Exercise task:
Find each line with the word "stimulus" in it, then give the total alone.

Start of Recorded information

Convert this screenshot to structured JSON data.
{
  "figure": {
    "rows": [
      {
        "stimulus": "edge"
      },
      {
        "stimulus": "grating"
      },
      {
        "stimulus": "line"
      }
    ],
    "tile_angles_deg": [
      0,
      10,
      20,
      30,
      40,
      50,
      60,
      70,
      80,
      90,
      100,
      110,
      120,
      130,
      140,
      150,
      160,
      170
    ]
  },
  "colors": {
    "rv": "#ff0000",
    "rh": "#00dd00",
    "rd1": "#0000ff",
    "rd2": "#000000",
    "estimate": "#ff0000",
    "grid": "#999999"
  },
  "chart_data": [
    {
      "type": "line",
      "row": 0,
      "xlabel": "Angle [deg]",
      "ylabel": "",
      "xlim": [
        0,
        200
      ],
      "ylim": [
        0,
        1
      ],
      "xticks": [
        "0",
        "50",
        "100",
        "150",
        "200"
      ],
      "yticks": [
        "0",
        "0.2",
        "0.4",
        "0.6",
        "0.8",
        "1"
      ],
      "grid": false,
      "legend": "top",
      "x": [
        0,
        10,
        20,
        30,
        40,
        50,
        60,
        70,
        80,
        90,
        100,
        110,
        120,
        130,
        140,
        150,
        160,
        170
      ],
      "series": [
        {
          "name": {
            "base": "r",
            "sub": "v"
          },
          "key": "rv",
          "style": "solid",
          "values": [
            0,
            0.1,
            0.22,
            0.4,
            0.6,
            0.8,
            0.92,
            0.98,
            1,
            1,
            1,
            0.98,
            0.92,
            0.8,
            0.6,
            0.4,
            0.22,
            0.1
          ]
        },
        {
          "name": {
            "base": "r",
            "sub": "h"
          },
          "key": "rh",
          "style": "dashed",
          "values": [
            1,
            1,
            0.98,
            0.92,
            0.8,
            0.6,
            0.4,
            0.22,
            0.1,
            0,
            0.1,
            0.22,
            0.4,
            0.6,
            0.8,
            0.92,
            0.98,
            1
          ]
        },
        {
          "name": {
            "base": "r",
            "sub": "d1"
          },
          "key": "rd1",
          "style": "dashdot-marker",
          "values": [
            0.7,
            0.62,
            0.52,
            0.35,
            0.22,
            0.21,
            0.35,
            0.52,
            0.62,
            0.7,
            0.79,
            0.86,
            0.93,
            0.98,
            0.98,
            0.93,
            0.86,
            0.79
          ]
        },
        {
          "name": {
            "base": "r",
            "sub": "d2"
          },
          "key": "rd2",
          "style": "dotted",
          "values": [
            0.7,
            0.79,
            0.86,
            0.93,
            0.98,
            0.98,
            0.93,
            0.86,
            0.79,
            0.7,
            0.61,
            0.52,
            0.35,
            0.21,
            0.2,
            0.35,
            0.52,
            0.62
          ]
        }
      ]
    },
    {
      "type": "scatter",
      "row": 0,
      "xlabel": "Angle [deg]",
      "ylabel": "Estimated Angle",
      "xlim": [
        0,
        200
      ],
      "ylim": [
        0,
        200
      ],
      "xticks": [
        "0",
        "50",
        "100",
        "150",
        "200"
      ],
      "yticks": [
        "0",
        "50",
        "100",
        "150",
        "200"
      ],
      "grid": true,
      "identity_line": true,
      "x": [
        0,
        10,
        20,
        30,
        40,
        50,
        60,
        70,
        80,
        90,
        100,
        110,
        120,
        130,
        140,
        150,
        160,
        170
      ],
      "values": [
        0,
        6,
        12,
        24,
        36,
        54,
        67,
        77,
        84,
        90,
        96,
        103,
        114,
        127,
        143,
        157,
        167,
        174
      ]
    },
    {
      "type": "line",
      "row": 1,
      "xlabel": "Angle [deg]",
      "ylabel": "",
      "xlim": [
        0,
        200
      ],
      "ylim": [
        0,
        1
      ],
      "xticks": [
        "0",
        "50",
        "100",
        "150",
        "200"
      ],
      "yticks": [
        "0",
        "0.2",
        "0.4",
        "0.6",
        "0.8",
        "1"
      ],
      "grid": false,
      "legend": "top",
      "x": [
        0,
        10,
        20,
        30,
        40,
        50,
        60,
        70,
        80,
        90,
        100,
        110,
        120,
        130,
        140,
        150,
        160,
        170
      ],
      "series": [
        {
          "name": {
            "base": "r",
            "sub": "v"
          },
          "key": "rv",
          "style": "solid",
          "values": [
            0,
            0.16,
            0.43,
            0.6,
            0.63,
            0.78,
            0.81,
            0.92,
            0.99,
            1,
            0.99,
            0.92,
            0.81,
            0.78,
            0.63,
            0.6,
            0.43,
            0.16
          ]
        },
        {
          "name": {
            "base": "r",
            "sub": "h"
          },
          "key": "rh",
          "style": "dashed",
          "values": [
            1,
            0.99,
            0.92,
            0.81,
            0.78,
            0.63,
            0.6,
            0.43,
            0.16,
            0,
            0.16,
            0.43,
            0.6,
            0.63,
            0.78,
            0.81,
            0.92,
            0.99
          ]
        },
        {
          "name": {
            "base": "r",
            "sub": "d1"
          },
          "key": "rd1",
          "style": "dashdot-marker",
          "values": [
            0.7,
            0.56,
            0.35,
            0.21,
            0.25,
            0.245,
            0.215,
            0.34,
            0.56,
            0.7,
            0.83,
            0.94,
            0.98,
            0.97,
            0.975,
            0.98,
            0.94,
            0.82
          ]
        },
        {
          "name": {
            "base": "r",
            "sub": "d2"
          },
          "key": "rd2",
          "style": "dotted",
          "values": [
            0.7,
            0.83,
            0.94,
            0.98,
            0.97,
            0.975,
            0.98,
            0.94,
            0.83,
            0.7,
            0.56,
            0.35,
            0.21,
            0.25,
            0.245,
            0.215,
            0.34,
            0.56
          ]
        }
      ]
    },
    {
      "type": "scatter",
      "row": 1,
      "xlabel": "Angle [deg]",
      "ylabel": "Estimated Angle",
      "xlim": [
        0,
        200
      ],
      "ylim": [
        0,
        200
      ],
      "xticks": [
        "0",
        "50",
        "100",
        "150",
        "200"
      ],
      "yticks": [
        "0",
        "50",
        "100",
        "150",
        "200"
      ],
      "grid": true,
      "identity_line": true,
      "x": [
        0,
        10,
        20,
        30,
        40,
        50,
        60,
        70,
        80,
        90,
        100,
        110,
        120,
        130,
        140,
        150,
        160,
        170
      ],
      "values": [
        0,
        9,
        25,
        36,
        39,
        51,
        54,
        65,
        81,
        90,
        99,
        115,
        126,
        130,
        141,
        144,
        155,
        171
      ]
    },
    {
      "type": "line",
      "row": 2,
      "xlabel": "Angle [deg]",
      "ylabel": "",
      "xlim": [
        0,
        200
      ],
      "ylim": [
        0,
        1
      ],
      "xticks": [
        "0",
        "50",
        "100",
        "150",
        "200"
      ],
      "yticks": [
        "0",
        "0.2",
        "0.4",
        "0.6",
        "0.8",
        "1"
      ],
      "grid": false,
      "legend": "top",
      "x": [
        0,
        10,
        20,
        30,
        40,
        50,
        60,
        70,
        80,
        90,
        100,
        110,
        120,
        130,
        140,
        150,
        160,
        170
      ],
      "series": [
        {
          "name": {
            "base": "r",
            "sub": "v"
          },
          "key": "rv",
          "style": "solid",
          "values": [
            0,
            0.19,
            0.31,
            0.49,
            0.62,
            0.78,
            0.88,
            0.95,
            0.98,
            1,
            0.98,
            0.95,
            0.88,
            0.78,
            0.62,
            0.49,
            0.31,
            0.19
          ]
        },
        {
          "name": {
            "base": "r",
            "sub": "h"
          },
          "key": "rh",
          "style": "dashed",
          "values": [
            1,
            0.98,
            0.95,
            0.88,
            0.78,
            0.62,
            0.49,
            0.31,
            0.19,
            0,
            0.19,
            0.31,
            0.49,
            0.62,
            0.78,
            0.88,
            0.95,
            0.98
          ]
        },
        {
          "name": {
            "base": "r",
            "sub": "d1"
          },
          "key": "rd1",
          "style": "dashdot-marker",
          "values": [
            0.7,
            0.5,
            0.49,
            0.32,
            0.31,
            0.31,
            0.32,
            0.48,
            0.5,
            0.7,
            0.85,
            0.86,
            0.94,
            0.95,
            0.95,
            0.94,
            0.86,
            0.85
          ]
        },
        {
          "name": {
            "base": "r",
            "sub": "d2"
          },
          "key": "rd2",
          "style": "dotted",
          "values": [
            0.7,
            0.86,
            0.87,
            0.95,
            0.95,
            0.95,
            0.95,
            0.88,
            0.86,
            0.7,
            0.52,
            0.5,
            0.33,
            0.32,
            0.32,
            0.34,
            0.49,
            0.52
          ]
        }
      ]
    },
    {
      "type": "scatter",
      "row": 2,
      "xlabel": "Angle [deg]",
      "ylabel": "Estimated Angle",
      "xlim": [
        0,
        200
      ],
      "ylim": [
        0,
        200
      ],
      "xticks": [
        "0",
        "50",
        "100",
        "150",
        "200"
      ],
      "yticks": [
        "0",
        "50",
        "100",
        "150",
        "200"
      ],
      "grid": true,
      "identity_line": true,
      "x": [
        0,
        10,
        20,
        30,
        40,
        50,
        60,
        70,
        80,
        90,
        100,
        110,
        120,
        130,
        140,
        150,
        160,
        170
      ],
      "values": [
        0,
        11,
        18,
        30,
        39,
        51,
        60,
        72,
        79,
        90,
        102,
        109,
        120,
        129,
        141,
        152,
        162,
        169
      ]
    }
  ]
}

End of Recorded information

Answer in full:
3